Textauszug
□ □ □ □ □ □ □
Eigentlich ist das ja ganz menschlich: Wer möchte nicht mal raus aus seiner Haut, jemand ganz anderes sein. Morgens in den Spiegel schauen und sagen: »Heute bin ich eine Politikerin, eine Poetin oder noch besser eine Pilotin«, das wäre doch ein Abenteuer! Warum sollte es einem Eichhörnchen da anders gehen? BARBARA WEGMANN hat die Geschichte des zweifelnden kleinen Wesens gelesen.
Wenn kleine Kinder ihre Trotzphase haben, dann können sie schon mal ganz schön aus der Haut fahren, wütend werden, jähzornig, unzufrieden. Vielleicht ist das so ein Zustand, in dem das Eichhörnchen eines Tages steckt: »Ich will kein Eichhörnchen mehr sein! NIE MEHR!« Dieses Herumspringen, dieses Zapfen suchen, nein, Schluss aus. Das kleine bezaubernde Tier mit dem buschigen Schwanz hat es ganz einfach satt. Ein Biber möchte es sein, ja, genau, »der macht was her, der ist ein Arbeitstier.« Schnell hat das Eichhörnchen Visionen von Bäumen, die es fällen und Dämmen, die es in Flüssen und Bächen anlegen wird.
□ □ □ □ □ □ □
Gegebene Angaben
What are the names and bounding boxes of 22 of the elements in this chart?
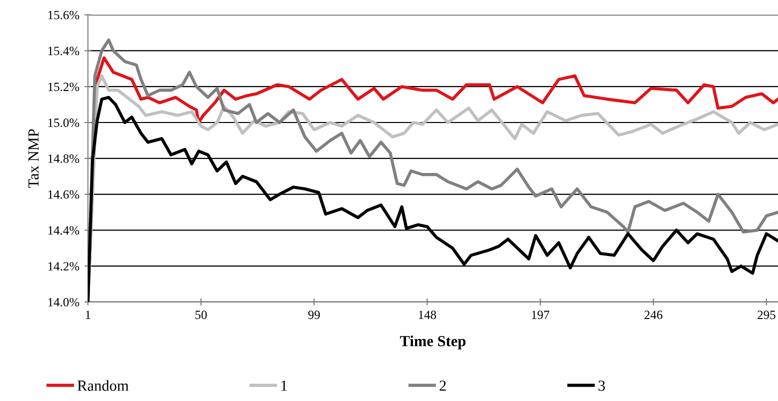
□ □ □ □ □ □ □
Aufgabenstellung
1. Zähle alle Berufe auf, die man laut dem Text über das Eichhörnchen morgens vor dem Spiegel gerne sein würde.
2. Gib aus dem Text über das Eichhörnchen den Abschnitt zwischen „Eigentlich ist das“ und „kleinen Wesens gelesen.“ wortgetreu wieder, beide Stellen eingeschlossen.

Erwartete Ergebnisse
1. Politikerin, Poetin, Pilotin

2.
Eigentlich ist das ja ganz menschlich: Wer möchte nicht mal raus aus seiner Haut, jemand ganz anderes sein. Morgens in den Spiegel schauen und sagen: »Heute bin ich eine Politikerin, eine Poetin oder noch besser eine Pilotin«, das wäre doch ein Abenteuer! Warum sollte es einem Eichhörnchen da anders gehen? BARBARA WEGMANN hat die Geschichte des zweifelnden kleinen Wesens gelesen.